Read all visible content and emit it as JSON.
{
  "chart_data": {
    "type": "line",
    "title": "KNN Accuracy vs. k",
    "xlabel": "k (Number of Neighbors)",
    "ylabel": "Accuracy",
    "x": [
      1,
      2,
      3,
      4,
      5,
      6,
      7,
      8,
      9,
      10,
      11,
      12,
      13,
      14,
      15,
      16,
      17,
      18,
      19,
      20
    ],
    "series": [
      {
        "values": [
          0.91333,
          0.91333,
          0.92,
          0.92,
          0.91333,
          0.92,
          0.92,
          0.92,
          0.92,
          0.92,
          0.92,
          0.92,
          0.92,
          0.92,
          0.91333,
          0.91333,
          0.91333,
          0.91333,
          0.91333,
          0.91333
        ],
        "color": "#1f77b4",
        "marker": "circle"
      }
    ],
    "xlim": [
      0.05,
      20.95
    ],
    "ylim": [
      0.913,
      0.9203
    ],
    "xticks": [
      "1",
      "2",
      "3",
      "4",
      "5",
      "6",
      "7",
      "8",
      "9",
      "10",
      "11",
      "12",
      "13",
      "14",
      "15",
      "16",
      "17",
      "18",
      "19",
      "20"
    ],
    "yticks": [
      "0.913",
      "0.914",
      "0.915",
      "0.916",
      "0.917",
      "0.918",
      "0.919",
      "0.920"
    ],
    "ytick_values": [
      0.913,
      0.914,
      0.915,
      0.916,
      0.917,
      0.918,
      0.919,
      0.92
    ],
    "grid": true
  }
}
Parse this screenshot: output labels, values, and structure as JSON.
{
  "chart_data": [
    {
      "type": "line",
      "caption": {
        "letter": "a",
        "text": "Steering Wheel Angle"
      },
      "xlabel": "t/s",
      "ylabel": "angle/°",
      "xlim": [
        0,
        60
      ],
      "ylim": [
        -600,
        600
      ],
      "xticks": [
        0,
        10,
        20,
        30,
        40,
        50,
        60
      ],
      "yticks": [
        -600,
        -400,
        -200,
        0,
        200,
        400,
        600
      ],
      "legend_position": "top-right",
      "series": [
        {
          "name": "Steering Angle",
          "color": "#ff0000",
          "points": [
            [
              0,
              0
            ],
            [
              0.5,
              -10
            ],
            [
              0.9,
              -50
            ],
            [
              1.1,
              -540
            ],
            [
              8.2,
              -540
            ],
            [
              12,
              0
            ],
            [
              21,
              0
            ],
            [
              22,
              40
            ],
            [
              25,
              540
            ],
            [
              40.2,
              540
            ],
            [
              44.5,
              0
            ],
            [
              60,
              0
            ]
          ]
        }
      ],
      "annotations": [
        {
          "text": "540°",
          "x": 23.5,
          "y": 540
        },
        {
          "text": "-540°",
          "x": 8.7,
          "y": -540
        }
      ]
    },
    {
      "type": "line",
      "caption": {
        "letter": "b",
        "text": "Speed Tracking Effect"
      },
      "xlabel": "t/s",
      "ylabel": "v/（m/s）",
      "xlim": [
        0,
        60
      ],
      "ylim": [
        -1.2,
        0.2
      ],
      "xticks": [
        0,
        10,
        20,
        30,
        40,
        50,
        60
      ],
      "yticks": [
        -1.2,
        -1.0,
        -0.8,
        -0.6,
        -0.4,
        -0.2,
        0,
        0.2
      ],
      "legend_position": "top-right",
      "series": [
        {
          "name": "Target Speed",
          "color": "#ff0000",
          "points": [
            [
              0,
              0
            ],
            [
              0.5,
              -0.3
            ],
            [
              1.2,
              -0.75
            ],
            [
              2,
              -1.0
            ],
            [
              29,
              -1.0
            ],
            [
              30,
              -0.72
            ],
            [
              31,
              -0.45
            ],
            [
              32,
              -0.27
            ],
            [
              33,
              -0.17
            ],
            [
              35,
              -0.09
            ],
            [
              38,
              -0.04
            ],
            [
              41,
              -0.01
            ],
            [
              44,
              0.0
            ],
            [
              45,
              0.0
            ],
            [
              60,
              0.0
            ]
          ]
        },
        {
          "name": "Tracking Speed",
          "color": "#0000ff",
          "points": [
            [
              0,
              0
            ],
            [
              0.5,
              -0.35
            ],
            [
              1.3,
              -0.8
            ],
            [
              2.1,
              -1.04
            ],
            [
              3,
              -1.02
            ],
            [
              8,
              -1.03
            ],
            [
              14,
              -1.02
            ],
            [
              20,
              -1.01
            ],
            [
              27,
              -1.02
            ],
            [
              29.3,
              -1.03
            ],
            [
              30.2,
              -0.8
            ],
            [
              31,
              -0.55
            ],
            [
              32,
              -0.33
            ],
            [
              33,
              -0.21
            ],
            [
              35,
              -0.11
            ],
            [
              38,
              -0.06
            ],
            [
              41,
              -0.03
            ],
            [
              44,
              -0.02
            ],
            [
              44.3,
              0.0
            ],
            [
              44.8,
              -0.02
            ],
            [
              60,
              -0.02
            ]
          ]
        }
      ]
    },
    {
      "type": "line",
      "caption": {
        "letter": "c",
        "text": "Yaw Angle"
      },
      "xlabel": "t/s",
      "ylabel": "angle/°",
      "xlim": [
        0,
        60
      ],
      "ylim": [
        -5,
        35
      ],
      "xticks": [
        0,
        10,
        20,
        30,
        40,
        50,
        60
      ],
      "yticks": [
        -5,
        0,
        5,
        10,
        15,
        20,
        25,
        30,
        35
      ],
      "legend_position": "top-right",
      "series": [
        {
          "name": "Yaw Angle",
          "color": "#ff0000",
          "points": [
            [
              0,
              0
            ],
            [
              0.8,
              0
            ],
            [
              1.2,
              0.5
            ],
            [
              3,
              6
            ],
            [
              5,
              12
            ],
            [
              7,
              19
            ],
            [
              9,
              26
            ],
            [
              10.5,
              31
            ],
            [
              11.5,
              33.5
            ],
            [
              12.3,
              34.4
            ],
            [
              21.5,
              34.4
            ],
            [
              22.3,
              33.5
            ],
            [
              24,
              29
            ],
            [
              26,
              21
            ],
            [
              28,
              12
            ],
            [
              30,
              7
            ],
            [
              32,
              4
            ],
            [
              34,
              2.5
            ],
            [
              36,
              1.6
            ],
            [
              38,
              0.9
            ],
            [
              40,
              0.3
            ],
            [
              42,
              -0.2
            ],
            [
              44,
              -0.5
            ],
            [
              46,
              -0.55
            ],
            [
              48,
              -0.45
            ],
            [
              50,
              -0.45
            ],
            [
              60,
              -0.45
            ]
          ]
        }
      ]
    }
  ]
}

■ ■ ■ ■ ■ ■ ■

TASK:
Return all lines containing the word "name".

TASK OUTPUT:
          "name": "Steering Angle",
          "name": "Target Speed",
          "name": "Tracking Speed",
          "name": "Yaw Angle",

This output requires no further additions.